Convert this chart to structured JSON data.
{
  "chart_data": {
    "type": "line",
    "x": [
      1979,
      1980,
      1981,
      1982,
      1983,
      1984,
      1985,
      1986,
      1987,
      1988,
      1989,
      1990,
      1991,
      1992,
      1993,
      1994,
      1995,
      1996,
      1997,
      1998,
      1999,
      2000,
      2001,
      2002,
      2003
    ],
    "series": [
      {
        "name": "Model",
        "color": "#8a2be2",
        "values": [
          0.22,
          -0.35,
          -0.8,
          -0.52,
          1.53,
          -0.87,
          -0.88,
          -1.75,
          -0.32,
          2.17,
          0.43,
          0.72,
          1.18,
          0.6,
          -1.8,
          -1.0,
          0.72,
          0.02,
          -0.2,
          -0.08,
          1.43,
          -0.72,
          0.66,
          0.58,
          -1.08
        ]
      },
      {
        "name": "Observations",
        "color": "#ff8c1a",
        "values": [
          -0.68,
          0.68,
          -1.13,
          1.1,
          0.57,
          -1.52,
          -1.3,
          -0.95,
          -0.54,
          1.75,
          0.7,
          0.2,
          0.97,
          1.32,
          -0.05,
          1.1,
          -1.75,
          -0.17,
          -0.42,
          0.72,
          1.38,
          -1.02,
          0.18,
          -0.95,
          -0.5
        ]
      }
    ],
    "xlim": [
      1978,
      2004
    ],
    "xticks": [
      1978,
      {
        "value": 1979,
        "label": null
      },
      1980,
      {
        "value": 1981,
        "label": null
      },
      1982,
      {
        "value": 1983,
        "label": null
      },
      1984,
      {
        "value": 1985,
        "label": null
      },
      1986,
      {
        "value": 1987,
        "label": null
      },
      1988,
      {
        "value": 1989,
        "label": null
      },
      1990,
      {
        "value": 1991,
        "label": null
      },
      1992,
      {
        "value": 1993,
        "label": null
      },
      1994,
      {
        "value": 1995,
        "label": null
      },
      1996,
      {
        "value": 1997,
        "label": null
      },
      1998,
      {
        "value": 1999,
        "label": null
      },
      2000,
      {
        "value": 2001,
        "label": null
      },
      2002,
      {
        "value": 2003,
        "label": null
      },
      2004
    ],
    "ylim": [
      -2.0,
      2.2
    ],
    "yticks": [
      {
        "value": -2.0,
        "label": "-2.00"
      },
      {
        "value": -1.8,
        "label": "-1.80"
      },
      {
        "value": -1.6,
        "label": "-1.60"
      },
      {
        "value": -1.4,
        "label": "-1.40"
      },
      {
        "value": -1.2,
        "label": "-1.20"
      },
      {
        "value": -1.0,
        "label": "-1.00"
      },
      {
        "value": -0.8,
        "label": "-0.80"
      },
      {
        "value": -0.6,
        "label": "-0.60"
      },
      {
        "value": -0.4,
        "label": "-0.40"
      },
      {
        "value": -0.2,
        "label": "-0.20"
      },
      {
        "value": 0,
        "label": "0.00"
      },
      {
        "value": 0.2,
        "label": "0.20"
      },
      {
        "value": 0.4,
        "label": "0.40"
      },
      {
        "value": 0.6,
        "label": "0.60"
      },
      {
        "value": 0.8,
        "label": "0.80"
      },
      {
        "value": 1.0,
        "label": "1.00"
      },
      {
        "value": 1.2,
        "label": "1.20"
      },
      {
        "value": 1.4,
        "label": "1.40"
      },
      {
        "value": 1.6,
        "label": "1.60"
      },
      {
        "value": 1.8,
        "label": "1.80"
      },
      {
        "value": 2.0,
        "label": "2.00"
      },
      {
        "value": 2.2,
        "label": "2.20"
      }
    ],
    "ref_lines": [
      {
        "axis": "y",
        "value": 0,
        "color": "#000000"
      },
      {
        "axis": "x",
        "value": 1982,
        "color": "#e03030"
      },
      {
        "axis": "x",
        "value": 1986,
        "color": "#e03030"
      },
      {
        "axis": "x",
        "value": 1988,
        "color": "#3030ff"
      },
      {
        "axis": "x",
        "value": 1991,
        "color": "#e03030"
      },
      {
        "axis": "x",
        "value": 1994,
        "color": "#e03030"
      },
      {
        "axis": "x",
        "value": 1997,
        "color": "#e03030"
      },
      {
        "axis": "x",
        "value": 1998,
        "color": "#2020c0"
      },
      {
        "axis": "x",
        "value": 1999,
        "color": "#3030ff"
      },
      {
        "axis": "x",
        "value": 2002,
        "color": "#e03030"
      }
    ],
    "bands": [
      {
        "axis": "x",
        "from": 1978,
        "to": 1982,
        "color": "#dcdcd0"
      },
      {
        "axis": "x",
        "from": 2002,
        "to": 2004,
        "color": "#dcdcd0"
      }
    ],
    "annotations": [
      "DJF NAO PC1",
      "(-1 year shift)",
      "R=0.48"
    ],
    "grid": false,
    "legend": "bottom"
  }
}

■ ■ ■

What this task involves :: All of the material must be reproduced exactly.

Exercise answer ::
Convert this chart to structured JSON data.
{
  "chart_data": {
    "type": "line",
    "x": [
      1979,
      1980,
      1981,
      1982,
      1983,
      1984,
      1985,
      1986,
      1987,
      1988,
      1989,
      1990,
      1991,
      1992,
      1993,
      1994,
      1995,
      1996,
      1997,
      1998,
      1999,
      2000,
      2001,
      2002,
      2003
    ],
    "series": [
      {
        "name": "Model",
        "color": "#8a2be2",
        "values": [
          0.22,
          -0.35,
          -0.8,
          -0.52,
          1.53,
          -0.87,
          -0.88,
          -1.75,
          -0.32,
          2.17,
          0.43,
          0.72,
          1.18,
          0.6,
          -1.8,
          -1.0,
          0.72,
          0.02,
          -0.2,
          -0.08,
          1.43,
          -0.72,
          0.66,
          0.58,
          -1.08
        ]
      },
      {
        "name": "Observations",
        "color": "#ff8c1a",
        "values": [
          -0.68,
          0.68,
          -1.13,
          1.1,
          0.57,
          -1.52,
          -1.3,
          -0.95,
          -0.54,
          1.75,
          0.7,
          0.2,
          0.97,
          1.32,
          -0.05,
          1.1,
          -1.75,
          -0.17,
          -0.42,
          0.72,
          1.38,
          -1.02,
          0.18,
          -0.95,
          -0.5
        ]
      }
    ],
    "xlim": [
      1978,
      2004
    ],
    "xticks": [
      1978,
      {
        "value": 1979,
        "label": null
      },
      1980,
      {
        "value": 1981,
        "label": null
      },
      1982,
      {
        "value": 1983,
        "label": null
      },
      1984,
      {
        "value": 1985,
        "label": null
      },
      1986,
      {
        "value": 1987,
        "label": null
      },
      1988,
      {
        "value": 1989,
        "label": null
      },
      1990,
      {
        "value": 1991,
        "label": null
      },
      1992,
      {
        "value": 1993,
        "label": null
      },
      1994,
      {
        "value": 1995,
        "label": null
      },
      1996,
      {
        "value": 1997,
        "label": null
      },
      1998,
      {
        "value": 1999,
        "label": null
      },
      2000,
      {
        "value": 2001,
        "label": null
      },
      2002,
      {
        "value": 2003,
        "label": null
      },
      2004
    ],
    "ylim": [
      -2.0,
      2.2
    ],
    "yticks": [
      {
        "value": -2.0,
        "label": "-2.00"
      },
      {
        "value": -1.8,
        "label": "-1.80"
      },
      {
        "value": -1.6,
        "label": "-1.60"
      },
      {
        "value": -1.4,
        "label": "-1.40"
      },
      {
        "value": -1.2,
        "label": "-1.20"
      },
      {
        "value": -1.0,
        "label": "-1.00"
      },
      {
        "value": -0.8,
        "label": "-0.80"
      },
      {
        "value": -0.6,
        "label": "-0.60"
      },
      {
        "value": -0.4,
        "label": "-0.40"
      },
      {
        "value": -0.2,
        "label": "-0.20"
      },
      {
        "value": 0,
        "label": "0.00"
      },
      {
        "value": 0.2,
        "label": "0.20"
      },
      {
        "value": 0.4,
        "label": "0.40"
      },
      {
        "value": 0.6,
        "label": "0.60"
      },
      {
        "value": 0.8,
        "label": "0.80"
      },
      {
        "value": 1.0,
        "label": "1.00"
      },
      {
        "value": 1.2,
        "label": "1.20"
      },
      {
        "value": 1.4,
        "label": "1.40"
      },
      {
        "value": 1.6,
        "label": "1.60"
      },
      {
        "value": 1.8,
        "label": "1.80"
      },
      {
        "value": 2.0,
        "label": "2.00"
      },
      {
        "value": 2.2,
        "label": "2.20"
      }
    ],
    "ref_lines": [
      {
        "axis": "y",
        "value": 0,
        "color": "#000000"
      },
      {
        "axis": "x",
        "value": 1982,
        "color": "#e03030"
      },
      {
        "axis": "x",
        "value": 1986,
        "color": "#e03030"
      },
      {
        "axis": "x",
        "value": 1988,
        "color": "#3030ff"
      },
      {
        "axis": "x",
        "value": 1991,
        "color": "#e03030"
      },
      {
        "axis": "x",
        "value": 1994,
        "color": "#e03030"
      },
      {
        "axis": "x",
        "value": 1997,
        "color": "#e03030"
      },
      {
        "axis": "x",
        "value": 1998,
        "color": "#2020c0"
      },
      {
        "axis": "x",
        "value": 1999,
        "color": "#3030ff"
      },
      {
        "axis": "x",
        "value": 2002,
        "color": "#e03030"
      }
    ],
    "bands": [
      {
        "axis": "x",
        "from": 1978,
        "to": 1982,
        "color": "#dcdcd0"
      },
      {
        "axis": "x",
        "from": 2002,
        "to": 2004,
        "color": "#dcdcd0"
      }
    ],
    "annotations": [
      "DJF NAO PC1",
      "(-1 year shift)",
      "R=0.48"
    ],
    "grid": false,
    "legend": "bottom"
  }
}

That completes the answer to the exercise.